Problem to solve:
Select, from the material below, each line with "this" in it.

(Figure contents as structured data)
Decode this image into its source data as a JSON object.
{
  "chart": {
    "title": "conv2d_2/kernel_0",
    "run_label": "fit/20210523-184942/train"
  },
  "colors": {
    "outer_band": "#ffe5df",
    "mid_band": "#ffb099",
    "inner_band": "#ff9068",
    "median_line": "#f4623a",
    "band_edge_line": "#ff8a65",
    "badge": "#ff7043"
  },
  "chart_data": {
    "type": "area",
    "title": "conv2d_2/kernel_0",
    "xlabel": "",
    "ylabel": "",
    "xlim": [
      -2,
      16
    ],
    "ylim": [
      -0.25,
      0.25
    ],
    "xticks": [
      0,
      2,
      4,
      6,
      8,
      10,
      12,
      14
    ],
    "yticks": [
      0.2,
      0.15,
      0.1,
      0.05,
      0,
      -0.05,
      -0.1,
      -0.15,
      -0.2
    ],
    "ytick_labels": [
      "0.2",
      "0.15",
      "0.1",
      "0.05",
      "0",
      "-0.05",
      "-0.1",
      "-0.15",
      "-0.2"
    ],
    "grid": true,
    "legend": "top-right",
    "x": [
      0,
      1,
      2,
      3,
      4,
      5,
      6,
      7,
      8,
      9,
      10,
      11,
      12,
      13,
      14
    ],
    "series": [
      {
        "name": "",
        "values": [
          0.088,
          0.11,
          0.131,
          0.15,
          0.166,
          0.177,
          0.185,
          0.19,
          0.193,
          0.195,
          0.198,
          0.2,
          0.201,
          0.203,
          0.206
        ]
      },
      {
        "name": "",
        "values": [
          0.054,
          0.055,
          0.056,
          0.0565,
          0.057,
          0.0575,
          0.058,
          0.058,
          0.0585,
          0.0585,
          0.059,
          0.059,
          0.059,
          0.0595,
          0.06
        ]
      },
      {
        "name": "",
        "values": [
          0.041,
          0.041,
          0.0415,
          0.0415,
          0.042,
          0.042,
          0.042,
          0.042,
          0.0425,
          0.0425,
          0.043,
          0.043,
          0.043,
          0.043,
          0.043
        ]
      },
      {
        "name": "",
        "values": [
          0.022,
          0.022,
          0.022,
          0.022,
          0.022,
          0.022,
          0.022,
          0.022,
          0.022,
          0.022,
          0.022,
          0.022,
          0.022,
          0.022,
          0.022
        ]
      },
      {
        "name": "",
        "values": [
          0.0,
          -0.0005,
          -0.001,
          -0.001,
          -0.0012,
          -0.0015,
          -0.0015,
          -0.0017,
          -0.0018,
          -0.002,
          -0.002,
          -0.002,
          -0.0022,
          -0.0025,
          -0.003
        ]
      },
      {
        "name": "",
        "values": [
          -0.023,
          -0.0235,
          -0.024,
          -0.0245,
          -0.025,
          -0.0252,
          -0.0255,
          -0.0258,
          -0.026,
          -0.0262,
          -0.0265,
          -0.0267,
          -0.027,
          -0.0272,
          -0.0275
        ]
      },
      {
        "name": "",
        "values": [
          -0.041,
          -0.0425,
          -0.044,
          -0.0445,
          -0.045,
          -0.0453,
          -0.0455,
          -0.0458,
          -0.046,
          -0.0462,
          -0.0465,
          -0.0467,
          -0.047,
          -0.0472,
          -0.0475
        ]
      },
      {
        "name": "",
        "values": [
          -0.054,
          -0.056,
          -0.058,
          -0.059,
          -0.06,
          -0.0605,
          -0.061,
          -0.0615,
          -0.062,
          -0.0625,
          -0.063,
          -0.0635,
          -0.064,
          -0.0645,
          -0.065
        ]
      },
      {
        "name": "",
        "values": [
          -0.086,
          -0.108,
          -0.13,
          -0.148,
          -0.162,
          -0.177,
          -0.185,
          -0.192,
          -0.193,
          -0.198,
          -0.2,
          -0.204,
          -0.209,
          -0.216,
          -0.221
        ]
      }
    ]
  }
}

...

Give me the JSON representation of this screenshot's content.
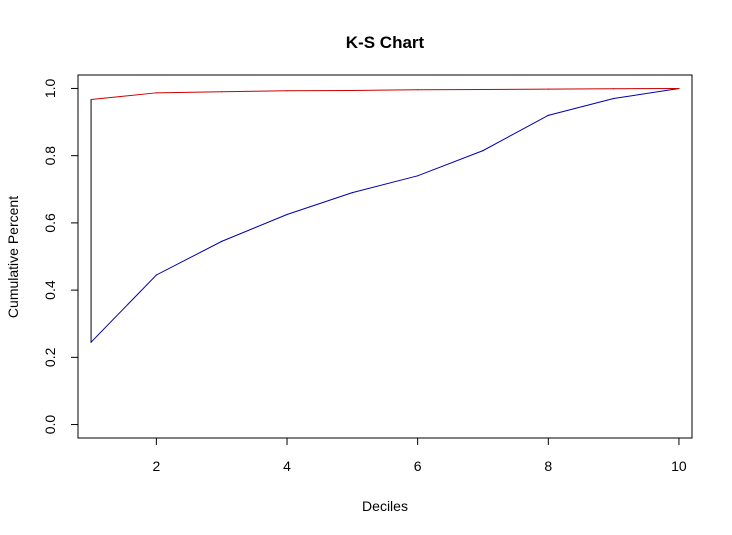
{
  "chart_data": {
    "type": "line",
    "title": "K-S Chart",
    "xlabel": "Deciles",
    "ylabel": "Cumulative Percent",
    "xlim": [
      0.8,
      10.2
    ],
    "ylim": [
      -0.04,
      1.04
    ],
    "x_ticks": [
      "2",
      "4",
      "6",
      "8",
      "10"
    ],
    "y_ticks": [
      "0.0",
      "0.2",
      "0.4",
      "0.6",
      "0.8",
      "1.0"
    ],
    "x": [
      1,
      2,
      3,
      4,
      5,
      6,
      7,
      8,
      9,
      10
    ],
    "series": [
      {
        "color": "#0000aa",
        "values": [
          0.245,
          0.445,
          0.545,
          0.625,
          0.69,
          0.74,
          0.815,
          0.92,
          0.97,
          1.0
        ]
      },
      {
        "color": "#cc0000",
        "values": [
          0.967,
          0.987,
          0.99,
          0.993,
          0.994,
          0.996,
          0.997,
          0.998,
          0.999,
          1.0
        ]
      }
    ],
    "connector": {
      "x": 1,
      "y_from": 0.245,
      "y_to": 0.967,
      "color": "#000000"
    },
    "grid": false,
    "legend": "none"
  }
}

Exercise response:
Decode this image into its source data as a JSON object.
Give me the JSON representation of this screenshot's content.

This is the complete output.